--- Start of ENTRIES SHOWN ---
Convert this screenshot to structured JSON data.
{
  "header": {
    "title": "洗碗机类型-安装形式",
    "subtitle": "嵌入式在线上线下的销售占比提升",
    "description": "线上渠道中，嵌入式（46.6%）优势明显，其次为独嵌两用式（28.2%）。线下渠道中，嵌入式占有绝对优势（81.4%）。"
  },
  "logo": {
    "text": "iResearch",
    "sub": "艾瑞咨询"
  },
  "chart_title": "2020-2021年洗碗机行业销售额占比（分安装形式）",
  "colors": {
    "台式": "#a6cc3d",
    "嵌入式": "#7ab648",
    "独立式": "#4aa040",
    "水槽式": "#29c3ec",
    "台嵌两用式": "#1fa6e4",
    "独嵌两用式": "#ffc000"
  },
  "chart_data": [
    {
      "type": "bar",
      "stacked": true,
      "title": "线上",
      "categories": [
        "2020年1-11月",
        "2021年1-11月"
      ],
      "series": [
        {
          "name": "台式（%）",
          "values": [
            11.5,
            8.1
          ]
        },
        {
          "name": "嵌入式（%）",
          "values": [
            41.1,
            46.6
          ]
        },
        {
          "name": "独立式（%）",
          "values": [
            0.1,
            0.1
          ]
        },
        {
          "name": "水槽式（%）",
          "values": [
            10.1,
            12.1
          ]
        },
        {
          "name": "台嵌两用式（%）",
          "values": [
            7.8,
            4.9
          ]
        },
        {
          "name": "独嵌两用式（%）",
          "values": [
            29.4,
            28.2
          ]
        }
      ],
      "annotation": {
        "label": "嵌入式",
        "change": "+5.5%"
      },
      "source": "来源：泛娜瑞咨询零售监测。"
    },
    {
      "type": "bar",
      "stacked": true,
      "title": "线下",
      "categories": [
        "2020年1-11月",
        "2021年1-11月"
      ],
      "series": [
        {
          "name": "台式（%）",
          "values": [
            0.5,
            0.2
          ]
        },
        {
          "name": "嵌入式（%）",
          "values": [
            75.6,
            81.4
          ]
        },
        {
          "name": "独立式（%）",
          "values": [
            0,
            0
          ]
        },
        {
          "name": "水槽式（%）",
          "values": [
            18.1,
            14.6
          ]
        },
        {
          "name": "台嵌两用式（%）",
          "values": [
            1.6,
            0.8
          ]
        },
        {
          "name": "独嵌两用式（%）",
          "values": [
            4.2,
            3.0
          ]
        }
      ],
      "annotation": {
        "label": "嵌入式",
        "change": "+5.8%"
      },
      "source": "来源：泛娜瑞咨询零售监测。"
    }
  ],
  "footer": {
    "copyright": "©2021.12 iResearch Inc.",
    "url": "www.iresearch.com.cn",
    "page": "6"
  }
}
--- End of ENTRIES SHOWN ---
* **EXERCISE**
Write out each line of the data above again, exactly as given.

* **EXERCISE RESPONSE**
Convert this screenshot to structured JSON data.
{
  "header": {
    "title": "洗碗机类型-安装形式",
    "subtitle": "嵌入式在线上线下的销售占比提升",
    "description": "线上渠道中，嵌入式（46.6%）优势明显，其次为独嵌两用式（28.2%）。线下渠道中，嵌入式占有绝对优势（81.4%）。"
  },
  "logo": {
    "text": "iResearch",
    "sub": "艾瑞咨询"
  },
  "chart_title": "2020-2021年洗碗机行业销售额占比（分安装形式）",
  "colors": {
    "台式": "#a6cc3d",
    "嵌入式": "#7ab648",
    "独立式": "#4aa040",
    "水槽式": "#29c3ec",
    "台嵌两用式": "#1fa6e4",
    "独嵌两用式": "#ffc000"
  },
  "chart_data": [
    {
      "type": "bar",
      "stacked": true,
      "title": "线上",
      "categories": [
        "2020年1-11月",
        "2021年1-11月"
      ],
      "series": [
        {
          "name": "台式（%）",
          "values": [
            11.5,
            8.1
          ]
        },
        {
          "name": "嵌入式（%）",
          "values": [
            41.1,
            46.6
          ]
        },
        {
          "name": "独立式（%）",
          "values": [
            0.1,
            0.1
          ]
        },
        {
          "name": "水槽式（%）",
          "values": [
            10.1,
            12.1
          ]
        },
        {
          "name": "台嵌两用式（%）",
          "values": [
            7.8,
            4.9
          ]
        },
        {
          "name": "独嵌两用式（%）",
          "values": [
            29.4,
            28.2
          ]
        }
      ],
      "annotation": {
        "label": "嵌入式",
        "change": "+5.5%"
      },
      "source": "来源：泛娜瑞咨询零售监测。"
    },
    {
      "type": "bar",
      "stacked": true,
      "title": "线下",
      "categories": [
        "2020年1-11月",
        "2021年1-11月"
      ],
      "series": [
        {
          "name": "台式（%）",
          "values": [
            0.5,
            0.2
          ]
        },
        {
          "name": "嵌入式（%）",
          "values": [
            75.6,
            81.4
          ]
        },
        {
          "name": "独立式（%）",
          "values": [
            0,
            0
          ]
        },
        {
          "name": "水槽式（%）",
          "values": [
            18.1,
            14.6
          ]
        },
        {
          "name": "台嵌两用式（%）",
          "values": [
            1.6,
            0.8
          ]
        },
        {
          "name": "独嵌两用式（%）",
          "values": [
            4.2,
            3.0
          ]
        }
      ],
      "annotation": {
        "label": "嵌入式",
        "change": "+5.8%"
      },
      "source": "来源：泛娜瑞咨询零售监测。"
    }
  ],
  "footer": {
    "copyright": "©2021.12 iResearch Inc.",
    "url": "www.iresearch.com.cn",
    "page": "6"
  }
}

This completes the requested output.